#### Texto:
============================================================

A fantasia é um dos conceitos centrais na psicanálise, tida muitas vezes como a lente psíquica de como enxergamos o mundo e os outros. Todos os nossos desejos e ações são uma consequência dessas fantasias. Elas são a forma como enxergamos e muitas vezes distorcermos a realidade. Aliás, existe uma visão da realidade que seja pura e não corrompida? A própria noção de realidade implica em fatores subjetivos e interpretativos, visto que não existe uma realidade, mas realidades.
Dentro desse universo da fantasia existem os típicos exemplos em que uma pessoa passa a fantasiar com sua alma gêmea e é surpreendida quando essa fantasia é atravessada, isto é, diluída pela aproximação com a realidade. Os apaixonados são envolvidos na fantasia e a prova disso é a evidência de que a paixão provoca efeitos de modificações neurológicas na mesma medida que uma droga pode provocar no cérebro, distorcendo a realidade. A paixão tem sua expectativa de vida de até mais ou menos 2 anos e pode provocar euforia e distorção da realidade no apaixonado.

============================================================

#### Dados fornecidos:

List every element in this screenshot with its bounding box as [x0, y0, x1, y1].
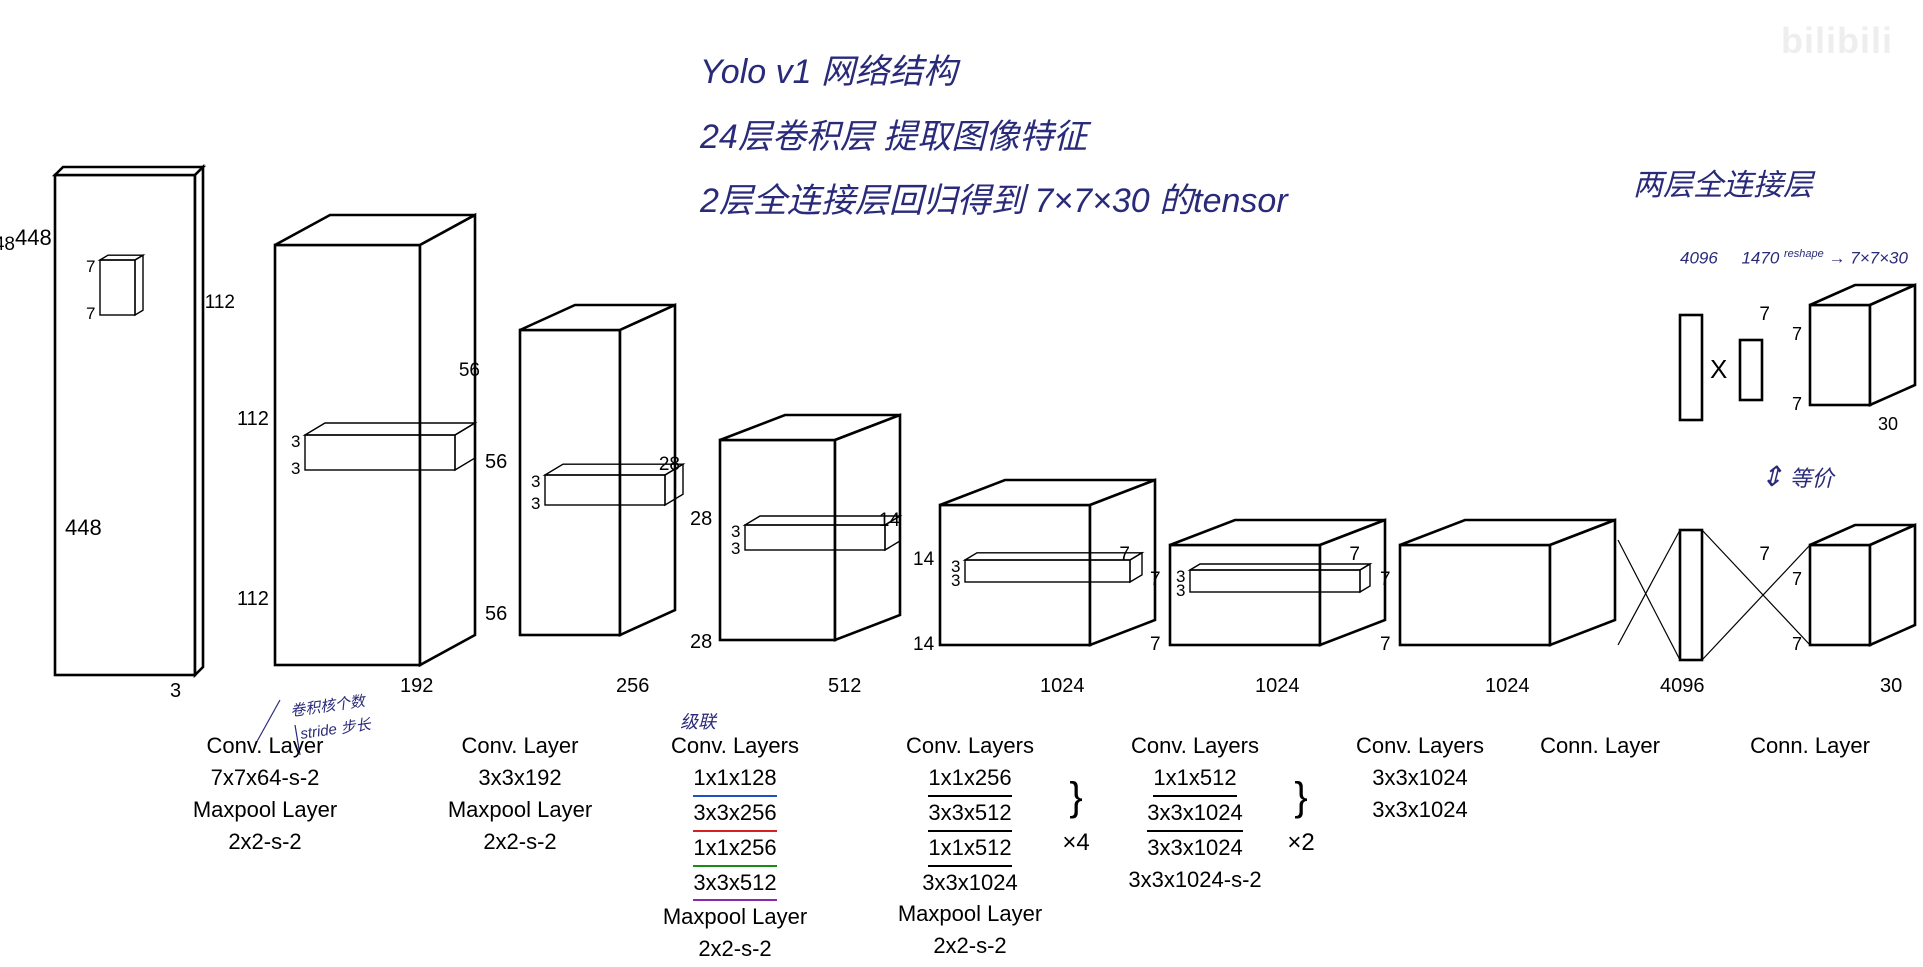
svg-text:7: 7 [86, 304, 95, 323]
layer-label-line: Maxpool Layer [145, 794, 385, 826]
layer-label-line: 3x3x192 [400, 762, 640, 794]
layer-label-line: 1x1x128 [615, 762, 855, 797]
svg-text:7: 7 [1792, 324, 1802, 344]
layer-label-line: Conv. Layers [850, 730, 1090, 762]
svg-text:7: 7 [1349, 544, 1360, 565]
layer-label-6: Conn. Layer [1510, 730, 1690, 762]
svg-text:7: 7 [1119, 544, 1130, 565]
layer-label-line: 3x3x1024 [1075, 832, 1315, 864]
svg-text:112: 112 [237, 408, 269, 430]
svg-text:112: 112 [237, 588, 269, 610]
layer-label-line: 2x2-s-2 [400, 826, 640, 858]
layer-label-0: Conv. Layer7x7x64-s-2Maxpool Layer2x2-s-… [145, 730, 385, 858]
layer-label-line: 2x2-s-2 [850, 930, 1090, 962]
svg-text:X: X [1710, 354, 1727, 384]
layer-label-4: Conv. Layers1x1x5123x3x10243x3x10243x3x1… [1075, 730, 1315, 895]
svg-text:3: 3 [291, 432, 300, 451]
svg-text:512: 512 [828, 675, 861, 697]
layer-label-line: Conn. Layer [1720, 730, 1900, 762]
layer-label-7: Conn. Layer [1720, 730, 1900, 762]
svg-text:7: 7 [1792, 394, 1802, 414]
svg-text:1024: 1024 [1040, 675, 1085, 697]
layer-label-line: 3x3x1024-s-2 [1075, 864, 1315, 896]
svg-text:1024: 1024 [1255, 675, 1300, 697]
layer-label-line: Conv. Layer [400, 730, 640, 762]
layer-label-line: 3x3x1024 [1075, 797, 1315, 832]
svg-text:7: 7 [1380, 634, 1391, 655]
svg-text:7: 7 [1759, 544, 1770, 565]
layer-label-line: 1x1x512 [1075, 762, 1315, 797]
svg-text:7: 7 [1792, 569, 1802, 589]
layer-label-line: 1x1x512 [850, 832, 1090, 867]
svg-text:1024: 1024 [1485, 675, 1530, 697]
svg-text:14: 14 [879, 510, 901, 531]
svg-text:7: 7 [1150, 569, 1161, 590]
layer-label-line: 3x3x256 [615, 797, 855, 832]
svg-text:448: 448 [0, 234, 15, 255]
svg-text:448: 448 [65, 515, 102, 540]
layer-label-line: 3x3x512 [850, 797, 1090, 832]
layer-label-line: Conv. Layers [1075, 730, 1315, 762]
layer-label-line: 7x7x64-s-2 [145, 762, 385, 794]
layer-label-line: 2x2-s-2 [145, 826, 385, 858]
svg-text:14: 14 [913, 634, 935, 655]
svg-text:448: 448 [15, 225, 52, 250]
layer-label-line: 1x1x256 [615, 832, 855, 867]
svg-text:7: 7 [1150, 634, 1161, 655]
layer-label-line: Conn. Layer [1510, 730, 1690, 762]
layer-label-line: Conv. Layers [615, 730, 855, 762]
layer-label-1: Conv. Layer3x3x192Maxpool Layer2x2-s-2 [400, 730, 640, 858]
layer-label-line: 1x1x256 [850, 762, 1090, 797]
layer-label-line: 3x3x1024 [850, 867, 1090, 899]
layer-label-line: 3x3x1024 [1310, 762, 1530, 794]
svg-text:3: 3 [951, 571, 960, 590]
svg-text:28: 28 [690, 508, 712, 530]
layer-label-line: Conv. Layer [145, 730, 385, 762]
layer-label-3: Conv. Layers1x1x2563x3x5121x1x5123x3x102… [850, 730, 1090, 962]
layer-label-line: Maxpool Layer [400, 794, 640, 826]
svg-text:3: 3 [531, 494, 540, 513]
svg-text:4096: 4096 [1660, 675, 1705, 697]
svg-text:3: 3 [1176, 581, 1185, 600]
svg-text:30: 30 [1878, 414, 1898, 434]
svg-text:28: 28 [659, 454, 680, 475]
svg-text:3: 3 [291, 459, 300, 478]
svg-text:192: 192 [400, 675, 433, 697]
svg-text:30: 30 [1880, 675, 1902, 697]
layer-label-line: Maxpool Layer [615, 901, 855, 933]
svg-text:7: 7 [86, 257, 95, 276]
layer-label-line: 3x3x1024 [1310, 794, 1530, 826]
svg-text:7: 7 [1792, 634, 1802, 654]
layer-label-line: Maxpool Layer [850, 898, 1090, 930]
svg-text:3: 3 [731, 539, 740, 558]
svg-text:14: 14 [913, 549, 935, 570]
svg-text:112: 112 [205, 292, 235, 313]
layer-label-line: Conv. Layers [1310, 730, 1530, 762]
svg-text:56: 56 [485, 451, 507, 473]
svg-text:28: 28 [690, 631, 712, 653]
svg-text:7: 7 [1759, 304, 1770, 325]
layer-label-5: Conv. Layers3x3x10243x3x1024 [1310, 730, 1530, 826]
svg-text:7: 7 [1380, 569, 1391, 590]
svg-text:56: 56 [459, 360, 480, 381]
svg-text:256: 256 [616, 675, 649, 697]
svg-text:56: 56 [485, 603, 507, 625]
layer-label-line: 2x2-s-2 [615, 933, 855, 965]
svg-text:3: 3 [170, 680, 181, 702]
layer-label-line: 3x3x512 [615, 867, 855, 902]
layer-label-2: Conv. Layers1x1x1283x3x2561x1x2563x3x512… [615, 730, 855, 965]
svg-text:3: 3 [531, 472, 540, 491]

============================================================

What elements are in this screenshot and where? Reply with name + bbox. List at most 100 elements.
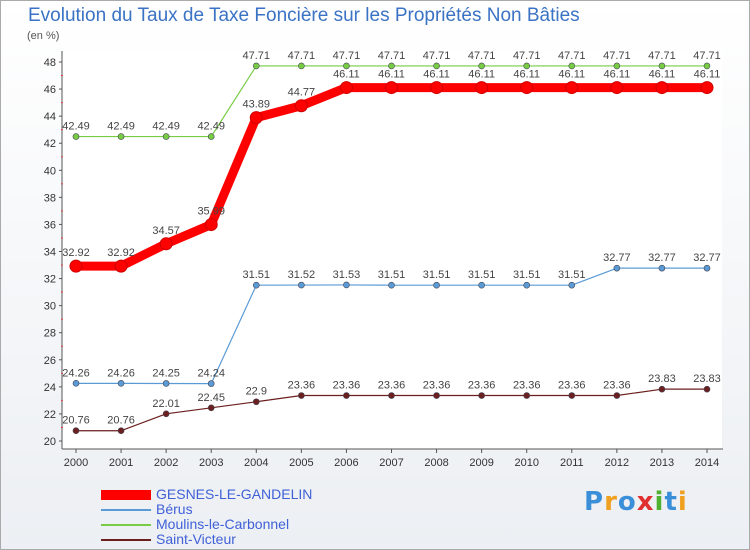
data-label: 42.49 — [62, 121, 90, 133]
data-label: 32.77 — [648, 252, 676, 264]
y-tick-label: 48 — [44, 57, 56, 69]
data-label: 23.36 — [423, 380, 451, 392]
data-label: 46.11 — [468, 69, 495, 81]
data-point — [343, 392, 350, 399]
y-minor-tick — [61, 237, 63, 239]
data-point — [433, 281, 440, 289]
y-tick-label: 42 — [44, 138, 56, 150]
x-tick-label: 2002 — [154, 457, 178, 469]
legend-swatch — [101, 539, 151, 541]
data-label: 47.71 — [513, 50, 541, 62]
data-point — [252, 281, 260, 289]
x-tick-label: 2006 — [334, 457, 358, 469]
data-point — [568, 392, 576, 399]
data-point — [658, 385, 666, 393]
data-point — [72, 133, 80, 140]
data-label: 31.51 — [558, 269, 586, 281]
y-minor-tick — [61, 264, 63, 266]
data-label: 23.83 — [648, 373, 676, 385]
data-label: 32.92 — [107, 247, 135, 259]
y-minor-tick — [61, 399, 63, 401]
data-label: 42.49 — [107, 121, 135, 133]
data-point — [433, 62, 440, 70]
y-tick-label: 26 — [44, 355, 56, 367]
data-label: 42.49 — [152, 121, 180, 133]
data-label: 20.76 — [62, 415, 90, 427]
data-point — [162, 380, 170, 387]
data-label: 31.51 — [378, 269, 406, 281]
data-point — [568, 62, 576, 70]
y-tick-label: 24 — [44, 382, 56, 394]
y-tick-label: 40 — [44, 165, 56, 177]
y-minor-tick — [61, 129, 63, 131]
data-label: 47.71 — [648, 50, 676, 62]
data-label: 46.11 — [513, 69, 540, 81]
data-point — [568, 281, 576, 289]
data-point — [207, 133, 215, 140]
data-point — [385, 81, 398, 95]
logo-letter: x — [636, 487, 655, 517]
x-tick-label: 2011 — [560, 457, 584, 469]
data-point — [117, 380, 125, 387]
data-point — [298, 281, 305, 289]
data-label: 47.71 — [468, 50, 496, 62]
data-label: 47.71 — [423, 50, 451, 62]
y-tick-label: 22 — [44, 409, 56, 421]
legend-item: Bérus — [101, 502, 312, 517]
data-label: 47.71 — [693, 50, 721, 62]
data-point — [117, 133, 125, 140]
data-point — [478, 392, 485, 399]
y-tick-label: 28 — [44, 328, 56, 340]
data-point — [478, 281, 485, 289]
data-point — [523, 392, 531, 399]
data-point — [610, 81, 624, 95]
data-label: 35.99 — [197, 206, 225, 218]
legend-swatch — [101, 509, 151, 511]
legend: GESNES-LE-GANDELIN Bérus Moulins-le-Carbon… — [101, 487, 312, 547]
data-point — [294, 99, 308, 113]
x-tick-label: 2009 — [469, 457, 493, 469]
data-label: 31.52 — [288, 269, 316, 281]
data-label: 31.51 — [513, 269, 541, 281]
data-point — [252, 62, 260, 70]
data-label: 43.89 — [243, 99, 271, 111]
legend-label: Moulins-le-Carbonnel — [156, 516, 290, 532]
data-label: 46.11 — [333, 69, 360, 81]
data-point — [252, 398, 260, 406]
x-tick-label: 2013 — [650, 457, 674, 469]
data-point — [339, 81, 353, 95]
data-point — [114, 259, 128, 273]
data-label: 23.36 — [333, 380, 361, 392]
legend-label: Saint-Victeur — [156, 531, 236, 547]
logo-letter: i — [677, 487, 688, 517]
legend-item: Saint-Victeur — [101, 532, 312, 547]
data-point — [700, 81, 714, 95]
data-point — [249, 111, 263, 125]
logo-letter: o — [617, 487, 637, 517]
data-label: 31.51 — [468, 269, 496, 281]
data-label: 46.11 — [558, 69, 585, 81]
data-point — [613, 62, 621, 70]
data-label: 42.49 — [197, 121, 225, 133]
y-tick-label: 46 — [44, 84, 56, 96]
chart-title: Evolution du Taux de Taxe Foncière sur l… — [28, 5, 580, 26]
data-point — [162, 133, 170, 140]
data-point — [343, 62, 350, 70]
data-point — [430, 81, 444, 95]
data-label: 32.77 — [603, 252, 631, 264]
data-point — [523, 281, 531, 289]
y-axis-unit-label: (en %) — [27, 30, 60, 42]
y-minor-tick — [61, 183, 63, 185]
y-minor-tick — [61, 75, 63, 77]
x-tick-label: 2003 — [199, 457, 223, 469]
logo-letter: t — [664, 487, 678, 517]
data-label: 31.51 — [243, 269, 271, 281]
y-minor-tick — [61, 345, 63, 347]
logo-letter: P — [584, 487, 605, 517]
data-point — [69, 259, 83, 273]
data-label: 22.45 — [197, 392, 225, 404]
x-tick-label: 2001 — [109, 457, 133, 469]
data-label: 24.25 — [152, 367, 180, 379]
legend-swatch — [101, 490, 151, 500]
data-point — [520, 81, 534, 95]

============================================================

#### Tarefas:
**1)** De acordo com o texto sobre a fantasia na psicanálise, até quanto tempo dura a expectativa de vida da paixão?
**2)** Reescreva o trecho do texto sobre a fantasia na psicanálise que começa com as palavras que contêm "A fantasia é um" e termina com "realidade, mas realidades.", trocando "lente psíquica" por "lente mental".

#### Respostas esperadas:
**1)** Até mais ou menos 2 anos.

**2)**
A fantasia é um dos conceitos centrais na psicanálise, tida muitas vezes como a lente mental de como enxergamos o mundo e os outros. Todos os nossos desejos e ações são uma consequência dessas fantasias. Elas são a forma como enxergamos e muitas vezes distorcermos a realidade. Aliás, existe uma visão da realidade que seja pura e não corrompida? A própria noção de realidade implica em fatores subjetivos e interpretativos, visto que não existe uma realidade, mas realidades.